Read the records and write them out again exactly.

# RECORD LIST:
** BEGIN **
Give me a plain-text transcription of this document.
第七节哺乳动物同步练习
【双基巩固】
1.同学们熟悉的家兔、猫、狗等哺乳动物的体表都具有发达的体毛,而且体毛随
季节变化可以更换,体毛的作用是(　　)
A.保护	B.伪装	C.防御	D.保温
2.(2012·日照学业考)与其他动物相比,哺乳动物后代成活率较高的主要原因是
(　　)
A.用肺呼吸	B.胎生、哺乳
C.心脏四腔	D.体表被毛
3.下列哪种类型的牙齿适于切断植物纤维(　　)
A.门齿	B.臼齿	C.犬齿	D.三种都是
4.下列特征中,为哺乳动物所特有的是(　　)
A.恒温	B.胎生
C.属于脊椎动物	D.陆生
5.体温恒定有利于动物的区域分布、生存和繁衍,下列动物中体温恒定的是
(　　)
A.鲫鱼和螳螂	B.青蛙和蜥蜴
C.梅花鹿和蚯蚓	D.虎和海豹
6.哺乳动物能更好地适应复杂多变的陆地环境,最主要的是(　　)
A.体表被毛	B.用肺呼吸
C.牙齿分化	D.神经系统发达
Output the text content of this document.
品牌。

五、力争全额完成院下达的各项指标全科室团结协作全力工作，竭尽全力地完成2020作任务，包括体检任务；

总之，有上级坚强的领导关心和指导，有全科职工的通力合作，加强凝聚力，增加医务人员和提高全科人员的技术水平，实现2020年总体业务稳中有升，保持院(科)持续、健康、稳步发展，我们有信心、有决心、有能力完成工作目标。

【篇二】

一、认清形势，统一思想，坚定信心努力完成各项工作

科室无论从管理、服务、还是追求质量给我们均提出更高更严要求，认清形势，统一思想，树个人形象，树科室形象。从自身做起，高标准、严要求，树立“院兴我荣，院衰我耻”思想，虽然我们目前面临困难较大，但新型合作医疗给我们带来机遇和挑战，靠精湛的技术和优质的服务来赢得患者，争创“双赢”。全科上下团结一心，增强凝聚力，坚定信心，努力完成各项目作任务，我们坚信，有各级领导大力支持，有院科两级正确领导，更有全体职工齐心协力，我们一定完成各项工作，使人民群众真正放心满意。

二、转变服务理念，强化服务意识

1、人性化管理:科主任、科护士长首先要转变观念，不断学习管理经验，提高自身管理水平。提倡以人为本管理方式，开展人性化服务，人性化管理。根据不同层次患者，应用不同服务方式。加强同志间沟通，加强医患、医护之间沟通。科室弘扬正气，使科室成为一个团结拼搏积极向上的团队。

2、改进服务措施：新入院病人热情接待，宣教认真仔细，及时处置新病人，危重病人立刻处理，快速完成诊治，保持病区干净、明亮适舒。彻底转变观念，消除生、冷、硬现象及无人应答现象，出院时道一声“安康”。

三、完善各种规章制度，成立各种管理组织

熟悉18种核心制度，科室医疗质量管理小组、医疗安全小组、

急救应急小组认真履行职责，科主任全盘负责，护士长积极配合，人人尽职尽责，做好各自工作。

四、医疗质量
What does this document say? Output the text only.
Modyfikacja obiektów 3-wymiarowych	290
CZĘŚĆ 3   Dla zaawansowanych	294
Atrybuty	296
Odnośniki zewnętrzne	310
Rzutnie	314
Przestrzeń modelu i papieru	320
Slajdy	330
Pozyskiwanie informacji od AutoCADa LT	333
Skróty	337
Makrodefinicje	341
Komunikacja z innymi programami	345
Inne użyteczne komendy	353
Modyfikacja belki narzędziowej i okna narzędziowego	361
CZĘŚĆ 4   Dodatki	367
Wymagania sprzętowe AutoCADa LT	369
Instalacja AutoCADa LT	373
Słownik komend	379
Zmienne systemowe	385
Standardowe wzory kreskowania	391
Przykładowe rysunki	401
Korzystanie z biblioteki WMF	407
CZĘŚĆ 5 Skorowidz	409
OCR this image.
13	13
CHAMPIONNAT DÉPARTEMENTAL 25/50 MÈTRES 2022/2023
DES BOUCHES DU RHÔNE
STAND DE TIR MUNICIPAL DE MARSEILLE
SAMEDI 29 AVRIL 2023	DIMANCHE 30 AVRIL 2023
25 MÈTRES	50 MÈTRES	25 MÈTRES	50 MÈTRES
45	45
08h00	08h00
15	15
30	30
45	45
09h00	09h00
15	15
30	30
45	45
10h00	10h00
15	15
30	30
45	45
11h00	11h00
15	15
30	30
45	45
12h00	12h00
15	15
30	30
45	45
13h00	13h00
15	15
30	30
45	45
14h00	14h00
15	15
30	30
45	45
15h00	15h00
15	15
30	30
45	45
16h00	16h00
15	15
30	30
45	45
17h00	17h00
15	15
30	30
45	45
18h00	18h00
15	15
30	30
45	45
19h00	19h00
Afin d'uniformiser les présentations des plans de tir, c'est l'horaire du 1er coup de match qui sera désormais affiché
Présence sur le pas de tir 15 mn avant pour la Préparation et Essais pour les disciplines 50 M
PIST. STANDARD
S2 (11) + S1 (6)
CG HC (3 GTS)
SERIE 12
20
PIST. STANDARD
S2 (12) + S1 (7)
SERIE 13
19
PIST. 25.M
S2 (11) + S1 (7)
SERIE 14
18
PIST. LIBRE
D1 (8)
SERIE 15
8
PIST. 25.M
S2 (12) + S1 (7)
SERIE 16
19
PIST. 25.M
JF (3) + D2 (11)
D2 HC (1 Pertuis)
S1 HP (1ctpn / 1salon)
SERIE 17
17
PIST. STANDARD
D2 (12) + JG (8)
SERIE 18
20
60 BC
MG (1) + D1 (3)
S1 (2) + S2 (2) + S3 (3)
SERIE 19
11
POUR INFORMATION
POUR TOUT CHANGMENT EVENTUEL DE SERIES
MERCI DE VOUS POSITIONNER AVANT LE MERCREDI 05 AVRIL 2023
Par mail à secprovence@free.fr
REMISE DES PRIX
** END **
# THE RESULT:
Give me a plain-text transcription of this document.
第七节哺乳动物同步练习
【双基巩固】
1.同学们熟悉的家兔、猫、狗等哺乳动物的体表都具有发达的体毛,而且体毛随
季节变化可以更换,体毛的作用是(　　)
A.保护	B.伪装	C.防御	D.保温
2.(2012·日照学业考)与其他动物相比,哺乳动物后代成活率较高的主要原因是
(　　)
A.用肺呼吸	B.胎生、哺乳
C.心脏四腔	D.体表被毛
3.下列哪种类型的牙齿适于切断植物纤维(　　)
A.门齿	B.臼齿	C.犬齿	D.三种都是
4.下列特征中,为哺乳动物所特有的是(　　)
A.恒温	B.胎生
C.属于脊椎动物	D.陆生
5.体温恒定有利于动物的区域分布、生存和繁衍,下列动物中体温恒定的是
(　　)
A.鲫鱼和螳螂	B.青蛙和蜥蜴
C.梅花鹿和蚯蚓	D.虎和海豹
6.哺乳动物能更好地适应复杂多变的陆地环境,最主要的是(　　)
A.体表被毛	B.用肺呼吸
C.牙齿分化	D.神经系统发达
Output the text content of this document.
品牌。

五、力争全额完成院下达的各项指标全科室团结协作全力工作，竭尽全力地完成2020作任务，包括体检任务；

总之，有上级坚强的领导关心和指导，有全科职工的通力合作，加强凝聚力，增加医务人员和提高全科人员的技术水平，实现2020年总体业务稳中有升，保持院(科)持续、健康、稳步发展，我们有信心、有决心、有能力完成工作目标。

【篇二】

一、认清形势，统一思想，坚定信心努力完成各项工作

科室无论从管理、服务、还是追求质量给我们均提出更高更严要求，认清形势，统一思想，树个人形象，树科室形象。从自身做起，高标准、严要求，树立“院兴我荣，院衰我耻”思想，虽然我们目前面临困难较大，但新型合作医疗给我们带来机遇和挑战，靠精湛的技术和优质的服务来赢得患者，争创“双赢”。全科上下团结一心，增强凝聚力，坚定信心，努力完成各项目作任务，我们坚信，有各级领导大力支持，有院科两级正确领导，更有全体职工齐心协力，我们一定完成各项工作，使人民群众真正放心满意。

二、转变服务理念，强化服务意识

1、人性化管理:科主任、科护士长首先要转变观念，不断学习管理经验，提高自身管理水平。提倡以人为本管理方式，开展人性化服务，人性化管理。根据不同层次患者，应用不同服务方式。加强同志间沟通，加强医患、医护之间沟通。科室弘扬正气，使科室成为一个团结拼搏积极向上的团队。

2、改进服务措施：新入院病人热情接待，宣教认真仔细，及时处置新病人，危重病人立刻处理，快速完成诊治，保持病区干净、明亮适舒。彻底转变观念，消除生、冷、硬现象及无人应答现象，出院时道一声“安康”。

三、完善各种规章制度，成立各种管理组织

熟悉18种核心制度，科室医疗质量管理小组、医疗安全小组、

急救应急小组认真履行职责，科主任全盘负责，护士长积极配合，人人尽职尽责，做好各自工作。

四、医疗质量
What does this document say? Output the text only.
Modyfikacja obiektów 3-wymiarowych	290
CZĘŚĆ 3   Dla zaawansowanych	294
Atrybuty	296
Odnośniki zewnętrzne	310
Rzutnie	314
Przestrzeń modelu i papieru	320
Slajdy	330
Pozyskiwanie informacji od AutoCADa LT	333
Skróty	337
Makrodefinicje	341
Komunikacja z innymi programami	345
Inne użyteczne komendy	353
Modyfikacja belki narzędziowej i okna narzędziowego	361
CZĘŚĆ 4   Dodatki	367
Wymagania sprzętowe AutoCADa LT	369
Instalacja AutoCADa LT	373
Słownik komend	379
Zmienne systemowe	385
Standardowe wzory kreskowania	391
Przykładowe rysunki	401
Korzystanie z biblioteki WMF	407
CZĘŚĆ 5 Skorowidz	409
OCR this image.
13	13
CHAMPIONNAT DÉPARTEMENTAL 25/50 MÈTRES 2022/2023
DES BOUCHES DU RHÔNE
STAND DE TIR MUNICIPAL DE MARSEILLE
SAMEDI 29 AVRIL 2023	DIMANCHE 30 AVRIL 2023
25 MÈTRES	50 MÈTRES	25 MÈTRES	50 MÈTRES
45	45
08h00	08h00
15	15
30	30
45	45
09h00	09h00
15	15
30	30
45	45
10h00	10h00
15	15
30	30
45	45
11h00	11h00
15	15
30	30
45	45
12h00	12h00
15	15
30	30
45	45
13h00	13h00
15	15
30	30
45	45
14h00	14h00
15	15
30	30
45	45
15h00	15h00
15	15
30	30
45	45
16h00	16h00
15	15
30	30
45	45
17h00	17h00
15	15
30	30
45	45
18h00	18h00
15	15
30	30
45	45
19h00	19h00
Afin d'uniformiser les présentations des plans de tir, c'est l'horaire du 1er coup de match qui sera désormais affiché
Présence sur le pas de tir 15 mn avant pour la Préparation et Essais pour les disciplines 50 M
PIST. STANDARD
S2 (11) + S1 (6)
CG HC (3 GTS)
SERIE 12
20
PIST. STANDARD
S2 (12) + S1 (7)
SERIE 13
19
PIST. 25.M
S2 (11) + S1 (7)
SERIE 14
18
PIST. LIBRE
D1 (8)
SERIE 15
8
PIST. 25.M
S2 (12) + S1 (7)
SERIE 16
19
PIST. 25.M
JF (3) + D2 (11)
D2 HC (1 Pertuis)
S1 HP (1ctpn / 1salon)
SERIE 17
17
PIST. STANDARD
D2 (12) + JG (8)
SERIE 18
20
60 BC
MG (1) + D1 (3)
S1 (2) + S2 (2) + S3 (3)
SERIE 19
11
POUR INFORMATION
POUR TOUT CHANGMENT EVENTUEL DE SERIES
MERCI DE VOUS POSITIONNER AVANT LE MERCREDI 05 AVRIL 2023
Par mail à secprovence@free.fr
REMISE DES PRIX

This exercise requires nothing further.